**Written instruction:** Each line that holds the word "color" counts once; report how many lines do so and nothing else.
========================================================================
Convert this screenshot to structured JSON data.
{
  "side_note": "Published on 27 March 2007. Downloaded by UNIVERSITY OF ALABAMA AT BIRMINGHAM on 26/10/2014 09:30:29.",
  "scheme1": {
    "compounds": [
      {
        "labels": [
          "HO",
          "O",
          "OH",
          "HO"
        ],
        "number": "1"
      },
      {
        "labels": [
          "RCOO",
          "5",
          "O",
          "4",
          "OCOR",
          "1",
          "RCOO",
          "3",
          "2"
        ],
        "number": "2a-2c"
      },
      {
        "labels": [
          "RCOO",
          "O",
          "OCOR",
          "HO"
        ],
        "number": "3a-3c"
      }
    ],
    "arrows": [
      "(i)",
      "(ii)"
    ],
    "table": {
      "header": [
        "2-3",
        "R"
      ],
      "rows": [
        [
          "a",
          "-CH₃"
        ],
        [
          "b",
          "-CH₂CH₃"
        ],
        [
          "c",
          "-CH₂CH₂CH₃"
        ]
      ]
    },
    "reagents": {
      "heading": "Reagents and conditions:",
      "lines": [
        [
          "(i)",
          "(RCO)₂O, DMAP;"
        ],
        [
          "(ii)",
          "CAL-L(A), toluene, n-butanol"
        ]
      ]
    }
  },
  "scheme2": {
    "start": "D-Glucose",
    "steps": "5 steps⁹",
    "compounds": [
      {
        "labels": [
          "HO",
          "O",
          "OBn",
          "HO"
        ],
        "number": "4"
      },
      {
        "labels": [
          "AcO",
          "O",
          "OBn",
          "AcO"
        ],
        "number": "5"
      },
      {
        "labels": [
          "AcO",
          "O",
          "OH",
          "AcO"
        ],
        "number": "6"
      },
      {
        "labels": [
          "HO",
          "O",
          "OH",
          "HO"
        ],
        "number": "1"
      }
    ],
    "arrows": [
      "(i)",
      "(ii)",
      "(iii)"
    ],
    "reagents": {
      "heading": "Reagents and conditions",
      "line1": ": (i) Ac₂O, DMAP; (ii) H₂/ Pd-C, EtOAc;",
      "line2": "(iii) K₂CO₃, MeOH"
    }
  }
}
========================================================================
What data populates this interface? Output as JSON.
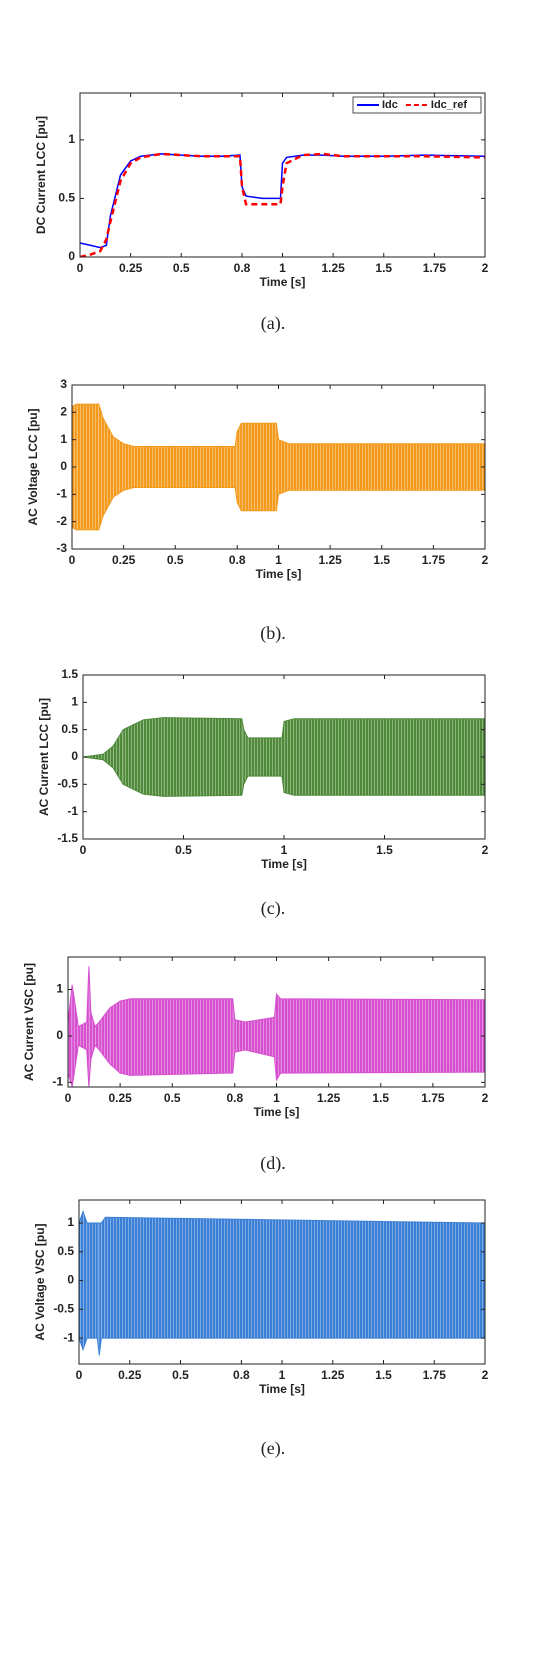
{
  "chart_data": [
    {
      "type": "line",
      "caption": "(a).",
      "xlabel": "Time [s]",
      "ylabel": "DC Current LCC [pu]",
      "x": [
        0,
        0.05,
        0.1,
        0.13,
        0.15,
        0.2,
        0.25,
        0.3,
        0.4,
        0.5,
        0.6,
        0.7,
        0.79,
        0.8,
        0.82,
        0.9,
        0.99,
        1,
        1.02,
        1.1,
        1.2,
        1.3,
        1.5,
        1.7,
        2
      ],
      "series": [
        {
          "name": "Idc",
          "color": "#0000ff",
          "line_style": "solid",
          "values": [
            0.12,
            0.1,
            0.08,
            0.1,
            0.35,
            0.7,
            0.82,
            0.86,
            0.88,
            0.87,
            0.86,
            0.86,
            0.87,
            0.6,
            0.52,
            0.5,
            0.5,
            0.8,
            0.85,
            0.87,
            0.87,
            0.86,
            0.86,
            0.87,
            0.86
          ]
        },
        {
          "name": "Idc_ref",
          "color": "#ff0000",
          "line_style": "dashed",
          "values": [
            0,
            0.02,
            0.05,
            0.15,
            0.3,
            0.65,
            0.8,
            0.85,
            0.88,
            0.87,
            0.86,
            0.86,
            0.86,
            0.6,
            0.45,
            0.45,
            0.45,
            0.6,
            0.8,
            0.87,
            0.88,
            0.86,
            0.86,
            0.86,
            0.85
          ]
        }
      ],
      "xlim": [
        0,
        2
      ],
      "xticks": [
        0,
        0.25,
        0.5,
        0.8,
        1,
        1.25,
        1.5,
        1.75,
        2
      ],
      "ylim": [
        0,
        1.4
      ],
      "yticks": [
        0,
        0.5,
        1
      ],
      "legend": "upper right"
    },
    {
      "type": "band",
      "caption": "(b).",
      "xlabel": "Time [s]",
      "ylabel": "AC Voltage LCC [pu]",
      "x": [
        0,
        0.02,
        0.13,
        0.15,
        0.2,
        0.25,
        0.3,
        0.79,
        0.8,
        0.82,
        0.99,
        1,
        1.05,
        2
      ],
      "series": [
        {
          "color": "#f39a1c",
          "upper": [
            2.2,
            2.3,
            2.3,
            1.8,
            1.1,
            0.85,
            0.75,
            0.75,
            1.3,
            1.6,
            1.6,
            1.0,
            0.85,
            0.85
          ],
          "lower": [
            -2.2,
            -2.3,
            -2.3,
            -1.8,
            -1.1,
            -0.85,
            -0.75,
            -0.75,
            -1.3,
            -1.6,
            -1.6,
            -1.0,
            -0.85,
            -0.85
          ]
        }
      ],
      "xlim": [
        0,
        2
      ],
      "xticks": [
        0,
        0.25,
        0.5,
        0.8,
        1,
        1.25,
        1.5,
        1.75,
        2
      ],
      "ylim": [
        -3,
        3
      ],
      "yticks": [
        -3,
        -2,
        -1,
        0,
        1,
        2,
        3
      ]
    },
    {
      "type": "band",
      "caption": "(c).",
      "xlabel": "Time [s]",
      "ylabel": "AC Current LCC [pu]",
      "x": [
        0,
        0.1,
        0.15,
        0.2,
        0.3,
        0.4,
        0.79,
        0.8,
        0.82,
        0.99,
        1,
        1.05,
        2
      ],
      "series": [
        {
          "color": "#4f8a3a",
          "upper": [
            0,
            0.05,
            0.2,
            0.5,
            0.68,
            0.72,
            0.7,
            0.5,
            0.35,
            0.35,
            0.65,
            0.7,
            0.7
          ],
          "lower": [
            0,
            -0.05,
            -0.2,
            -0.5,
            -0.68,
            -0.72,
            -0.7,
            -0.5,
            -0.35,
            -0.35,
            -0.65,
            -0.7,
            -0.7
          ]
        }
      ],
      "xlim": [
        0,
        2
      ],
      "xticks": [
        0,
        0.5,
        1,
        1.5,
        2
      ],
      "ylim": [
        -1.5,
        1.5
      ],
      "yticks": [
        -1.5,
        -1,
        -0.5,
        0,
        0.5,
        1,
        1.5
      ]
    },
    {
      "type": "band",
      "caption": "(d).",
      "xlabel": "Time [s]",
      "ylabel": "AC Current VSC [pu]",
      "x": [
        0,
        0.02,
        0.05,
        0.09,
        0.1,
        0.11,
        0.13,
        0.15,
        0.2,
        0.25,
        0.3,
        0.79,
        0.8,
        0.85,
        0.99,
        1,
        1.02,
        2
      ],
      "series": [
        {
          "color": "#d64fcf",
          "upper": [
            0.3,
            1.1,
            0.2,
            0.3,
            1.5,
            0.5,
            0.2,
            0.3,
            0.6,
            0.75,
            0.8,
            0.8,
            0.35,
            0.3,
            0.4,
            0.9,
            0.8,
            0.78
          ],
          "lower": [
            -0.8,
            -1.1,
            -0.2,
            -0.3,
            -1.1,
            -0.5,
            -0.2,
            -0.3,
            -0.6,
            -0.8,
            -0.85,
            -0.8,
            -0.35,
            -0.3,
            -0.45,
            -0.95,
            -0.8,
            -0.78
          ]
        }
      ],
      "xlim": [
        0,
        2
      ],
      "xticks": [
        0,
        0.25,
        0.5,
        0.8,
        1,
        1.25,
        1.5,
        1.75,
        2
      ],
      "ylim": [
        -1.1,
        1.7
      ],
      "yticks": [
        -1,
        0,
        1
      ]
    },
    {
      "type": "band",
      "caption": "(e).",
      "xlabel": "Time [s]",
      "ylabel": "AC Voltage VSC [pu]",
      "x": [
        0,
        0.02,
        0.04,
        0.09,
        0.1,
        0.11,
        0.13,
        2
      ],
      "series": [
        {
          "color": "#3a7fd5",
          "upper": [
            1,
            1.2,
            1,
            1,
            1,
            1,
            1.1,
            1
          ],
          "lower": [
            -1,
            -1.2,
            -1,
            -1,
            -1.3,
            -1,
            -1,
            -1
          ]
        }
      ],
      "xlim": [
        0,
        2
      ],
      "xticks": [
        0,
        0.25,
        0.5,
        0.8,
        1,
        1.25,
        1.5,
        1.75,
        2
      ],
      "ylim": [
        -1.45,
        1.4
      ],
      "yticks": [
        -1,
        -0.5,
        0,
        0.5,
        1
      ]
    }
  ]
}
========================================================================
**Output below:** 6